◆ YOUR TASK: Retype all the records with nothing changed.
● ● ● ●
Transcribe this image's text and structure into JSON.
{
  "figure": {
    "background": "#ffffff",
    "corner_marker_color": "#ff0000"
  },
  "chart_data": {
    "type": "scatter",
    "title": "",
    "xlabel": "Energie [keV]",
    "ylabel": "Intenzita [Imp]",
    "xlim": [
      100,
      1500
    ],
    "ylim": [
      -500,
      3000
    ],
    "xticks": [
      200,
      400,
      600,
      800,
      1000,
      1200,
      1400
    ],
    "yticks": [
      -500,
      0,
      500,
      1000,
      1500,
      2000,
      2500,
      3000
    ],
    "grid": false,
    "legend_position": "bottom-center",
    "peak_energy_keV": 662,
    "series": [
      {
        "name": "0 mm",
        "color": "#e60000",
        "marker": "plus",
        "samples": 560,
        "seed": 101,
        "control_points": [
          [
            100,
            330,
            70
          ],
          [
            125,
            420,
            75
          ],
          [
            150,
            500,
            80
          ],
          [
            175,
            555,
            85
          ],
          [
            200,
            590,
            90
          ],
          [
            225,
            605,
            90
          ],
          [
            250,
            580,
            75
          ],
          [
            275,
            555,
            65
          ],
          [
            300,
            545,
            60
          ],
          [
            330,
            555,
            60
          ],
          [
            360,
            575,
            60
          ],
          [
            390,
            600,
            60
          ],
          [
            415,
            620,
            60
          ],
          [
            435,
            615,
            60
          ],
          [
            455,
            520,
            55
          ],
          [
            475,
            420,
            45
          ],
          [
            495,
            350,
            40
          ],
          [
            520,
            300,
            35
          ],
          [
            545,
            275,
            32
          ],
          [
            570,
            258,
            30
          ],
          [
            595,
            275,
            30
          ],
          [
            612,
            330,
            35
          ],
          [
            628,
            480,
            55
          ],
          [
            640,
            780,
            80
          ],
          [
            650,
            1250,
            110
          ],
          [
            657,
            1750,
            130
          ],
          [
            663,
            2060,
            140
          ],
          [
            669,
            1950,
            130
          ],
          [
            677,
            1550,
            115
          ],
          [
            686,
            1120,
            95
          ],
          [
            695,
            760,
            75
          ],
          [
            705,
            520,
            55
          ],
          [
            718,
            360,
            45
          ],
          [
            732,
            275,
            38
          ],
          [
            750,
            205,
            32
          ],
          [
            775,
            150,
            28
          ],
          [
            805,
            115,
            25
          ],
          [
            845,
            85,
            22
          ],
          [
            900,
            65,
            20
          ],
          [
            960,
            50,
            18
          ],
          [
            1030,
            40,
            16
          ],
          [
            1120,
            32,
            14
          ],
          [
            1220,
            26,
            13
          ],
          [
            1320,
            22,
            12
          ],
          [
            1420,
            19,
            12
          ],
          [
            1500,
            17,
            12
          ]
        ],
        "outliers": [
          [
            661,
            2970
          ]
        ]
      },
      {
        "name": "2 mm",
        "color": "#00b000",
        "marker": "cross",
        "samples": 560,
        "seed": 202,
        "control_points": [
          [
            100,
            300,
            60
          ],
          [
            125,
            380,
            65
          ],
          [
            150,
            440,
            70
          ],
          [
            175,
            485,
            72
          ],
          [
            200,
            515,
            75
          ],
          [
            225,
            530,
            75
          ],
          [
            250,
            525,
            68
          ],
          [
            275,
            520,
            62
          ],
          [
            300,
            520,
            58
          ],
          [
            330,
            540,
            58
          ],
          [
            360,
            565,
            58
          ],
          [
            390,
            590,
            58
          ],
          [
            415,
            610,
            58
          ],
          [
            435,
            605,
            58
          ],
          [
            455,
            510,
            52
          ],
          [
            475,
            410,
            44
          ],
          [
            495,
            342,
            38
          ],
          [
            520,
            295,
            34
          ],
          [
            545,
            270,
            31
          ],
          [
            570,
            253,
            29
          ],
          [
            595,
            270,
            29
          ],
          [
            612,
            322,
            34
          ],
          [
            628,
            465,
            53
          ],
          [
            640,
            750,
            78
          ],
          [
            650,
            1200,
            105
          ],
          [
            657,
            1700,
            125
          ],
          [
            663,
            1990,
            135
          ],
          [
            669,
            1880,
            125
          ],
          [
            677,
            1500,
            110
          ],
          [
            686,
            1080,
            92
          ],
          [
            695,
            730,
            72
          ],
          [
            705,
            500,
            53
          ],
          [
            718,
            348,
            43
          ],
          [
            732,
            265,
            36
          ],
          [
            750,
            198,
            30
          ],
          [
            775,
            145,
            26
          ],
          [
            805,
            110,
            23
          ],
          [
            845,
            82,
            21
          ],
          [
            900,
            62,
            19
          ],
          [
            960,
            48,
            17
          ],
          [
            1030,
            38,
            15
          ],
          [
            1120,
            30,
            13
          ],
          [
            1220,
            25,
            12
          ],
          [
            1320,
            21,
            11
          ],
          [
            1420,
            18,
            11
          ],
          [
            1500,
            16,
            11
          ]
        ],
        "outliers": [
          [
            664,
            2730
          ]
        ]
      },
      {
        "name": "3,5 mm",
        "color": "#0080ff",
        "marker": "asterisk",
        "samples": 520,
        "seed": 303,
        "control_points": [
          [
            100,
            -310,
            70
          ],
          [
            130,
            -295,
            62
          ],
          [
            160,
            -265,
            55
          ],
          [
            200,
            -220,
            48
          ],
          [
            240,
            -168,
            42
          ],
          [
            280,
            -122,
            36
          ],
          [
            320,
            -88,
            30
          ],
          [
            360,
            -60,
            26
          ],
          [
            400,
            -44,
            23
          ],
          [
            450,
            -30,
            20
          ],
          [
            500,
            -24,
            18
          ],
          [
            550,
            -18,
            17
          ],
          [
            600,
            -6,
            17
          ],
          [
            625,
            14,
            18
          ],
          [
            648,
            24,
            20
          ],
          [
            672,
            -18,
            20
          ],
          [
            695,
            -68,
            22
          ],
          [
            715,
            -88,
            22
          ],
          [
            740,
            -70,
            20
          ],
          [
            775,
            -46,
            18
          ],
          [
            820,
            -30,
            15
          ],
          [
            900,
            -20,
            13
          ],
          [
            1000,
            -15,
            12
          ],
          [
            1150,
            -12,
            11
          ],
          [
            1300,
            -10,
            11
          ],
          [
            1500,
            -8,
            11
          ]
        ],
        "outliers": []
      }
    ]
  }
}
● ● ● ●
◆ OUTPUT FOR THIS EXERCISE:
Transcribe this image's text and structure into JSON.
{
  "figure": {
    "background": "#ffffff",
    "corner_marker_color": "#ff0000"
  },
  "chart_data": {
    "type": "scatter",
    "title": "",
    "xlabel": "Energie [keV]",
    "ylabel": "Intenzita [Imp]",
    "xlim": [
      100,
      1500
    ],
    "ylim": [
      -500,
      3000
    ],
    "xticks": [
      200,
      400,
      600,
      800,
      1000,
      1200,
      1400
    ],
    "yticks": [
      -500,
      0,
      500,
      1000,
      1500,
      2000,
      2500,
      3000
    ],
    "grid": false,
    "legend_position": "bottom-center",
    "peak_energy_keV": 662,
    "series": [
      {
        "name": "0 mm",
        "color": "#e60000",
        "marker": "plus",
        "samples": 560,
        "seed": 101,
        "control_points": [
          [
            100,
            330,
            70
          ],
          [
            125,
            420,
            75
          ],
          [
            150,
            500,
            80
          ],
          [
            175,
            555,
            85
          ],
          [
            200,
            590,
            90
          ],
          [
            225,
            605,
            90
          ],
          [
            250,
            580,
            75
          ],
          [
            275,
            555,
            65
          ],
          [
            300,
            545,
            60
          ],
          [
            330,
            555,
            60
          ],
          [
            360,
            575,
            60
          ],
          [
            390,
            600,
            60
          ],
          [
            415,
            620,
            60
          ],
          [
            435,
            615,
            60
          ],
          [
            455,
            520,
            55
          ],
          [
            475,
            420,
            45
          ],
          [
            495,
            350,
            40
          ],
          [
            520,
            300,
            35
          ],
          [
            545,
            275,
            32
          ],
          [
            570,
            258,
            30
          ],
          [
            595,
            275,
            30
          ],
          [
            612,
            330,
            35
          ],
          [
            628,
            480,
            55
          ],
          [
            640,
            780,
            80
          ],
          [
            650,
            1250,
            110
          ],
          [
            657,
            1750,
            130
          ],
          [
            663,
            2060,
            140
          ],
          [
            669,
            1950,
            130
          ],
          [
            677,
            1550,
            115
          ],
          [
            686,
            1120,
            95
          ],
          [
            695,
            760,
            75
          ],
          [
            705,
            520,
            55
          ],
          [
            718,
            360,
            45
          ],
          [
            732,
            275,
            38
          ],
          [
            750,
            205,
            32
          ],
          [
            775,
            150,
            28
          ],
          [
            805,
            115,
            25
          ],
          [
            845,
            85,
            22
          ],
          [
            900,
            65,
            20
          ],
          [
            960,
            50,
            18
          ],
          [
            1030,
            40,
            16
          ],
          [
            1120,
            32,
            14
          ],
          [
            1220,
            26,
            13
          ],
          [
            1320,
            22,
            12
          ],
          [
            1420,
            19,
            12
          ],
          [
            1500,
            17,
            12
          ]
        ],
        "outliers": [
          [
            661,
            2970
          ]
        ]
      },
      {
        "name": "2 mm",
        "color": "#00b000",
        "marker": "cross",
        "samples": 560,
        "seed": 202,
        "control_points": [
          [
            100,
            300,
            60
          ],
          [
            125,
            380,
            65
          ],
          [
            150,
            440,
            70
          ],
          [
            175,
            485,
            72
          ],
          [
            200,
            515,
            75
          ],
          [
            225,
            530,
            75
          ],
          [
            250,
            525,
            68
          ],
          [
            275,
            520,
            62
          ],
          [
            300,
            520,
            58
          ],
          [
            330,
            540,
            58
          ],
          [
            360,
            565,
            58
          ],
          [
            390,
            590,
            58
          ],
          [
            415,
            610,
            58
          ],
          [
            435,
            605,
            58
          ],
          [
            455,
            510,
            52
          ],
          [
            475,
            410,
            44
          ],
          [
            495,
            342,
            38
          ],
          [
            520,
            295,
            34
          ],
          [
            545,
            270,
            31
          ],
          [
            570,
            253,
            29
          ],
          [
            595,
            270,
            29
          ],
          [
            612,
            322,
            34
          ],
          [
            628,
            465,
            53
          ],
          [
            640,
            750,
            78
          ],
          [
            650,
            1200,
            105
          ],
          [
            657,
            1700,
            125
          ],
          [
            663,
            1990,
            135
          ],
          [
            669,
            1880,
            125
          ],
          [
            677,
            1500,
            110
          ],
          [
            686,
            1080,
            92
          ],
          [
            695,
            730,
            72
          ],
          [
            705,
            500,
            53
          ],
          [
            718,
            348,
            43
          ],
          [
            732,
            265,
            36
          ],
          [
            750,
            198,
            30
          ],
          [
            775,
            145,
            26
          ],
          [
            805,
            110,
            23
          ],
          [
            845,
            82,
            21
          ],
          [
            900,
            62,
            19
          ],
          [
            960,
            48,
            17
          ],
          [
            1030,
            38,
            15
          ],
          [
            1120,
            30,
            13
          ],
          [
            1220,
            25,
            12
          ],
          [
            1320,
            21,
            11
          ],
          [
            1420,
            18,
            11
          ],
          [
            1500,
            16,
            11
          ]
        ],
        "outliers": [
          [
            664,
            2730
          ]
        ]
      },
      {
        "name": "3,5 mm",
        "color": "#0080ff",
        "marker": "asterisk",
        "samples": 520,
        "seed": 303,
        "control_points": [
          [
            100,
            -310,
            70
          ],
          [
            130,
            -295,
            62
          ],
          [
            160,
            -265,
            55
          ],
          [
            200,
            -220,
            48
          ],
          [
            240,
            -168,
            42
          ],
          [
            280,
            -122,
            36
          ],
          [
            320,
            -88,
            30
          ],
          [
            360,
            -60,
            26
          ],
          [
            400,
            -44,
            23
          ],
          [
            450,
            -30,
            20
          ],
          [
            500,
            -24,
            18
          ],
          [
            550,
            -18,
            17
          ],
          [
            600,
            -6,
            17
          ],
          [
            625,
            14,
            18
          ],
          [
            648,
            24,
            20
          ],
          [
            672,
            -18,
            20
          ],
          [
            695,
            -68,
            22
          ],
          [
            715,
            -88,
            22
          ],
          [
            740,
            -70,
            20
          ],
          [
            775,
            -46,
            18
          ],
          [
            820,
            -30,
            15
          ],
          [
            900,
            -20,
            13
          ],
          [
            1000,
            -15,
            12
          ],
          [
            1150,
            -12,
            11
          ],
          [
            1300,
            -10,
            11
          ],
          [
            1500,
            -8,
            11
          ]
        ],
        "outliers": []
      }
    ]
  }
}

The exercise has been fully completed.